*Directions for this task*: Rewrite the listing below as a Markdown table with two columns, Row and Listing line. Number every line in order, skip blank lines, and leave the pictures out.

*Data for this task*:
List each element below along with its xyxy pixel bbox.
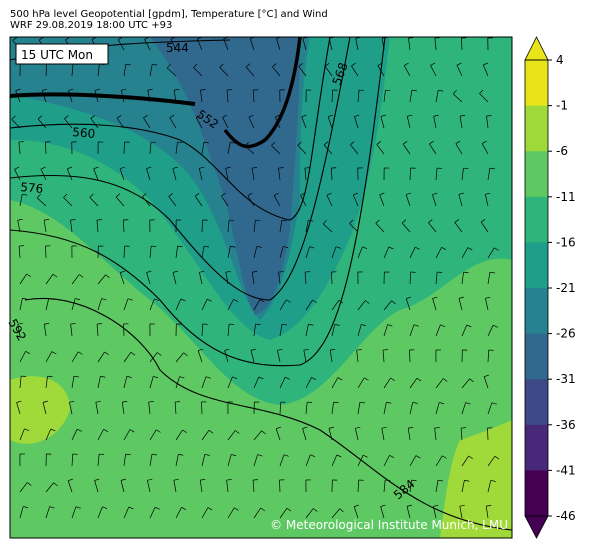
colorbar-segment	[525, 425, 548, 471]
colorbar-segment	[525, 60, 548, 106]
contour-label: 560	[72, 125, 96, 141]
contour-label: 576	[20, 180, 44, 196]
contour-label: 544	[166, 41, 189, 55]
colorbar-segment	[525, 379, 548, 425]
title: 500 hPa level Geopotential [gpdm], Tempe…	[10, 9, 328, 20]
colorbar-tick-label: -16	[556, 235, 576, 249]
colorbar-tick-label: -11	[556, 190, 576, 204]
credit: © Meteorological Institute Munich, LMU	[270, 518, 508, 532]
colorbar-tick-label: -31	[556, 372, 576, 386]
colorbar-tick-label: -36	[556, 418, 576, 432]
subtitle: WRF 29.08.2019 18:00 UTC +93	[10, 20, 172, 31]
colorbar-tick-label: -26	[556, 327, 576, 341]
colorbar-tick-label: -21	[556, 281, 576, 295]
colorbar-arrow-bottom	[525, 516, 548, 538]
colorbar-tick-label: -6	[556, 144, 568, 158]
time-label: 15 UTC Mon	[21, 48, 93, 62]
colorbar-tick-label: 4	[556, 53, 564, 67]
colorbar-segment	[525, 197, 548, 243]
map	[10, 37, 512, 538]
colorbar-segment	[525, 106, 548, 152]
colorbar-segment	[525, 334, 548, 380]
colorbar-segment	[525, 242, 548, 288]
colorbar-arrow-top	[525, 37, 548, 60]
colorbar-tick-label: -41	[556, 463, 576, 477]
colorbar-tick-label: -1	[556, 99, 568, 113]
colorbar-segment	[525, 288, 548, 334]
colorbar-segment	[525, 151, 548, 197]
colorbar-segment	[525, 470, 548, 516]
colorbar-tick-label: -46	[556, 509, 576, 523]
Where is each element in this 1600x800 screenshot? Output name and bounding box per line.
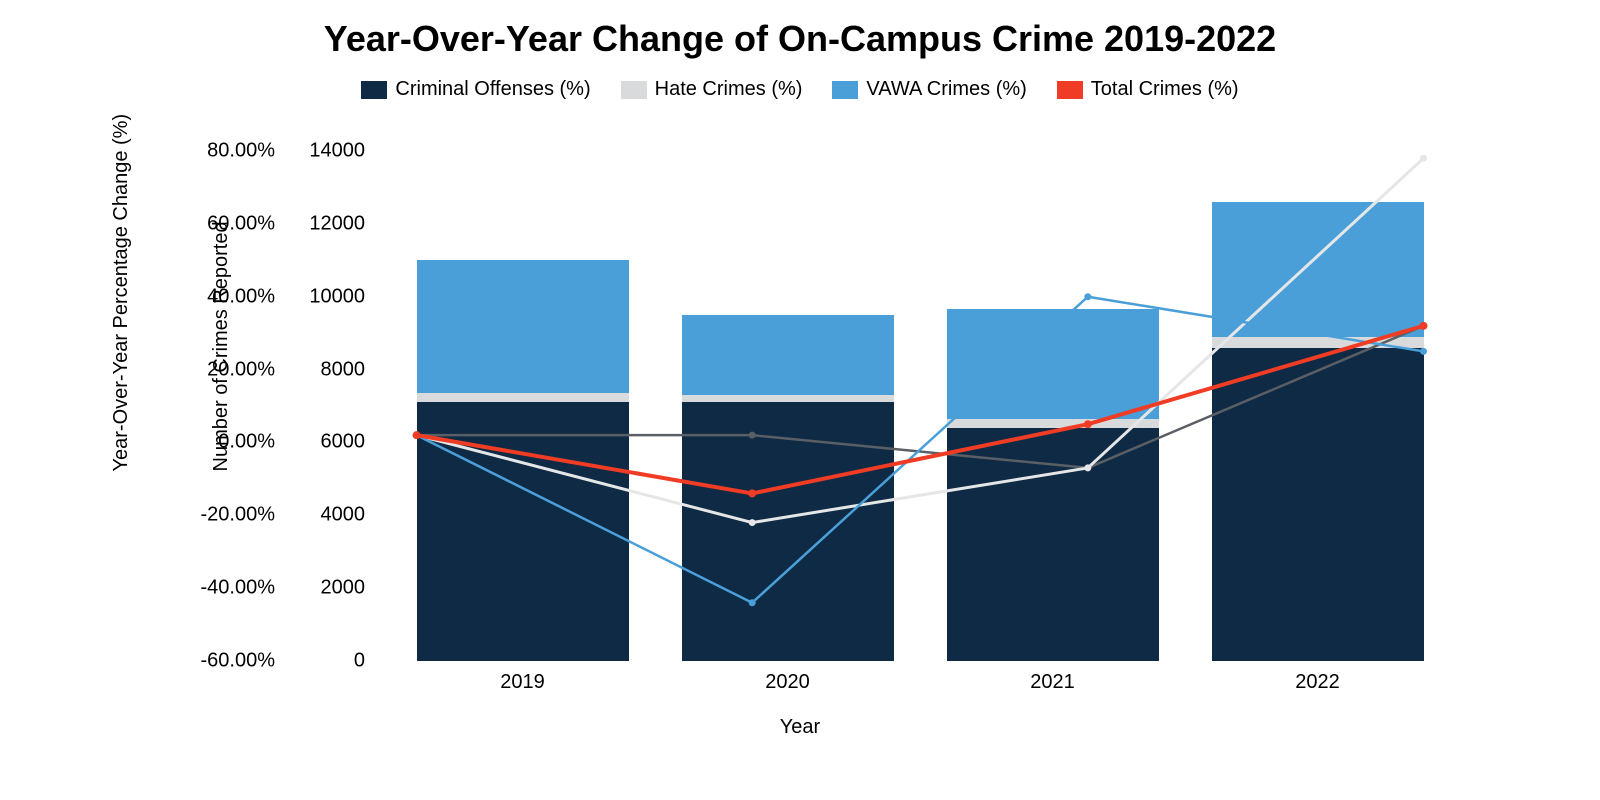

*Correct answer*:
| Row | Listing line |
|---|---|
| 1 | List each element below along with its xyxy pixel bbox. |
| 2 | colorbar-segment	[525, 425, 548, 471] |
| 3 | colorbar-segment	[525, 60, 548, 106] |
| 4 | contour-label: 560	[72, 125, 96, 141] |
| 5 | contour-label: 576	[20, 180, 44, 196] |
| 6 | contour-label: 544	[166, 41, 189, 55] |
| 7 | colorbar-segment	[525, 379, 548, 425] |
| 8 | title: 500 hPa level Geopotential [gpdm], Tempe…	[10, 9, 328, 20] |
| 9 | colorbar-tick-label: -16	[556, 235, 576, 249] |
| 10 | colorbar-tick-label: -11	[556, 190, 576, 204] |
| 11 | credit: © Meteorological Institute Munich, LMU	[270, 518, 508, 532] |
| 12 | colorbar-tick-label: -31	[556, 372, 576, 386] |
| 13 | colorbar-tick-label: -36	[556, 418, 576, 432] |
| 14 | subtitle: WRF 29.08.2019 18:00 UTC +93	[10, 20, 172, 31] |
| 15 | colorbar-tick-label: -26	[556, 327, 576, 341] |
| 16 | colorbar-tick-label: -21	[556, 281, 576, 295] |
| 17 | colorbar-arrow-bottom	[525, 516, 548, 538] |
| 18 | colorbar-tick-label: -6	[556, 144, 568, 158] |
| 19 | time-label: 15 UTC Mon	[21, 48, 93, 62] |
| 20 | colorbar-tick-label: 4	[556, 53, 564, 67] |
| 21 | colorbar-segment	[525, 197, 548, 243] |
| 22 | map	[10, 37, 512, 538] |
| 23 | colorbar-segment	[525, 106, 548, 152] |
| 24 | colorbar-segment	[525, 334, 548, 380] |
| 25 | colorbar-segment	[525, 242, 548, 288] |
| 26 | colorbar-arrow-top	[525, 37, 548, 60] |
| 27 | colorbar-tick-label: -41	[556, 463, 576, 477] |
| 28 | colorbar-tick-label: -1	[556, 99, 568, 113] |
| 29 | colorbar-segment	[525, 288, 548, 334] |
| 30 | colorbar-segment	[525, 151, 548, 197] |
| 31 | colorbar-segment	[525, 470, 548, 516] |
| 32 | colorbar-tick-label: -46	[556, 509, 576, 523] |
| 33 | Where is each element in this 1600x800 screenshot? Output name and bounding box per line. |